_Task objective:_ How many of the lines below hold the word "panel"? Answer only with the number.

_Data supplied:_

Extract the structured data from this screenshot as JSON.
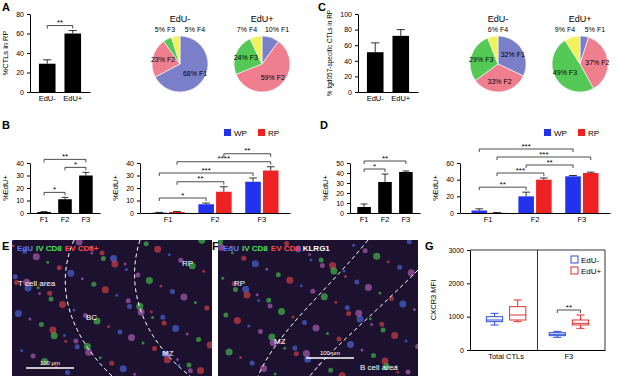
{
  "chart_data": [
    {
      "type": "bar",
      "panel": "A",
      "ylabel": "%CTLs in RP",
      "categories": [
        "EdU-",
        "EdU+"
      ],
      "values": [
        29,
        60
      ],
      "errors": [
        4,
        3
      ],
      "color": "#000000",
      "ylim": [
        0,
        80
      ],
      "yticks": [
        0,
        20,
        40,
        60,
        80
      ],
      "pairs": [
        {
          "from": "EdU-",
          "to": "EdU+",
          "label": "**"
        }
      ]
    },
    {
      "type": "pie",
      "categories": [
        "F1",
        "F2",
        "F3",
        "F4"
      ],
      "colors": [
        "#7b7fc9",
        "#ef7f8f",
        "#55c955",
        "#f2f25a"
      ],
      "series": [
        {
          "name": "EdU-",
          "values": [
            68,
            23,
            5,
            5
          ],
          "value_labels": [
            "68%",
            "23%",
            "5%",
            "5%"
          ]
        },
        {
          "name": "EdU+",
          "values": [
            10,
            59,
            24,
            7
          ],
          "value_labels": [
            "10%",
            "59%",
            "24%",
            "7%"
          ]
        }
      ]
    },
    {
      "type": "bar",
      "panel": "C",
      "ylabel": "% tgd057-specific CTLs in RP",
      "categories": [
        "EdU-",
        "EdU+"
      ],
      "values": [
        51,
        72
      ],
      "errors": [
        12,
        8
      ],
      "color": "#000000",
      "ylim": [
        0,
        100
      ],
      "yticks": [
        0,
        20,
        40,
        60,
        80,
        100
      ]
    },
    {
      "type": "pie",
      "categories": [
        "F1",
        "F2",
        "F3",
        "F4"
      ],
      "colors": [
        "#7b7fc9",
        "#ef7f8f",
        "#55c955",
        "#f2f25a"
      ],
      "series": [
        {
          "name": "EdU-",
          "values": [
            32,
            33,
            29,
            6
          ],
          "value_labels": [
            "32%",
            "33%",
            "29%",
            "6%"
          ]
        },
        {
          "name": "EdU+",
          "values": [
            5,
            37,
            49,
            9
          ],
          "value_labels": [
            "5%",
            "37%",
            "49%",
            "9%"
          ]
        }
      ]
    },
    {
      "type": "bar",
      "panel": "B",
      "ylabel": "%EdU+",
      "categories": [
        "F1",
        "F2",
        "F3"
      ],
      "values": [
        0.8,
        11,
        30
      ],
      "errors": [
        0.3,
        1.5,
        2.5
      ],
      "color": "#000000",
      "ylim": [
        0,
        40
      ],
      "yticks": [
        0,
        10,
        20,
        30,
        40
      ],
      "pairs": [
        {
          "from": "F1",
          "to": "F2",
          "label": "*"
        },
        {
          "from": "F2",
          "to": "F3",
          "label": "*"
        },
        {
          "from": "F1",
          "to": "F3",
          "label": "**"
        }
      ]
    },
    {
      "type": "bar",
      "ylabel": "%EdU+",
      "categories": [
        "F1",
        "F2",
        "F3"
      ],
      "legend": "top",
      "series": [
        {
          "name": "WP",
          "color": "#2233ee",
          "values": [
            0.3,
            7,
            25
          ],
          "errors": [
            0.2,
            1,
            3
          ]
        },
        {
          "name": "RP",
          "color": "#ee2222",
          "values": [
            0.8,
            17,
            34
          ],
          "errors": [
            0.4,
            4,
            3
          ]
        }
      ],
      "ylim": [
        0,
        40
      ],
      "yticks": [
        0,
        10,
        20,
        30,
        40
      ],
      "pairs": [
        {
          "from": [
            "F1",
            "WP"
          ],
          "to": [
            "F2",
            "WP"
          ],
          "label": "*"
        },
        {
          "from": [
            "F1",
            "RP"
          ],
          "to": [
            "F2",
            "RP"
          ],
          "label": "**"
        },
        {
          "from": [
            "F1",
            "WP"
          ],
          "to": [
            "F3",
            "WP"
          ],
          "label": "***"
        },
        {
          "from": [
            "F1",
            "RP"
          ],
          "to": [
            "F3",
            "RP"
          ],
          "label": "****"
        },
        {
          "from": [
            "F2",
            "RP"
          ],
          "to": [
            "F3",
            "RP"
          ],
          "label": "**"
        }
      ]
    },
    {
      "type": "bar",
      "panel": "D",
      "ylabel": "%EdU+",
      "categories": [
        "F1",
        "F2",
        "F3"
      ],
      "values": [
        6,
        31,
        41
      ],
      "errors": [
        3,
        8,
        1
      ],
      "color": "#000000",
      "ylim": [
        0,
        50
      ],
      "yticks": [
        0,
        10,
        20,
        30,
        40,
        50
      ],
      "pairs": [
        {
          "from": "F1",
          "to": "F2",
          "label": "*"
        },
        {
          "from": "F1",
          "to": "F3",
          "label": "**"
        }
      ]
    },
    {
      "type": "bar",
      "ylabel": "%EdU+",
      "categories": [
        "F1",
        "F2",
        "F3"
      ],
      "legend": "top",
      "series": [
        {
          "name": "WP",
          "color": "#2233ee",
          "values": [
            3,
            20,
            44
          ],
          "errors": [
            2,
            5,
            1
          ]
        },
        {
          "name": "RP",
          "color": "#ee2222",
          "values": [
            0.3,
            40,
            48
          ],
          "errors": [
            0.2,
            2,
            1
          ]
        }
      ],
      "ylim": [
        0,
        60
      ],
      "yticks": [
        0,
        20,
        40,
        60
      ],
      "pairs": [
        {
          "from": [
            "F1",
            "WP"
          ],
          "to": [
            "F2",
            "WP"
          ],
          "label": "**"
        },
        {
          "from": [
            "F1",
            "RP"
          ],
          "to": [
            "F2",
            "RP"
          ],
          "label": "***"
        },
        {
          "from": [
            "F2",
            "WP"
          ],
          "to": [
            "F3",
            "WP"
          ],
          "label": "**"
        },
        {
          "from": [
            "F1",
            "RP"
          ],
          "to": [
            "F3",
            "RP"
          ],
          "label": "***"
        },
        {
          "from": [
            "F1",
            "WP"
          ],
          "to": [
            "F3",
            "WP"
          ],
          "label": "***"
        }
      ]
    },
    {
      "type": "box",
      "panel": "G",
      "ylabel": "CXCR3 MFI",
      "categories": [
        "Total CTLs",
        "F3"
      ],
      "legend": "top-right",
      "series": [
        {
          "name": "EdU-",
          "color": "#3050e0",
          "values": [
            [
              750,
              850,
              900,
              1000,
              1100
            ],
            [
              380,
              430,
              470,
              520,
              560
            ]
          ]
        },
        {
          "name": "EdU+",
          "color": "#e03030",
          "values": [
            [
              850,
              900,
              1050,
              1300,
              1500
            ],
            [
              650,
              750,
              800,
              900,
              1050
            ]
          ]
        }
      ],
      "ylim": [
        0,
        3000
      ],
      "yticks": [
        0,
        1000,
        2000,
        3000
      ],
      "pairs": [
        {
          "from": [
            "F3",
            "EdU-"
          ],
          "to": [
            "F3",
            "EdU+"
          ],
          "label": "**"
        }
      ]
    }
  ],
  "micrographs": [
    {
      "panel": "E",
      "channels": [
        {
          "text": "EdU",
          "color": "#5a78ff"
        },
        {
          "text": "IV CD8",
          "color": "#4fe04f"
        },
        {
          "text": "EV CD8+",
          "color": "#ff4a4a"
        }
      ],
      "regions": [
        "T cell area",
        "BC",
        "MZ",
        "RP"
      ],
      "scale_bar": "100 µm"
    },
    {
      "panel": "F",
      "channels": [
        {
          "text": "EdU",
          "color": "#5a78ff"
        },
        {
          "text": "IV CD8",
          "color": "#4fe04f"
        },
        {
          "text": "EV CD8",
          "color": "#ff4a4a"
        },
        {
          "text": "KLRG1",
          "color": "#ffffff"
        }
      ],
      "regions": [
        "RP",
        "MZ",
        "B cell area"
      ],
      "scale_bar": "100 µm"
    }
  ]
}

_In response:_ 7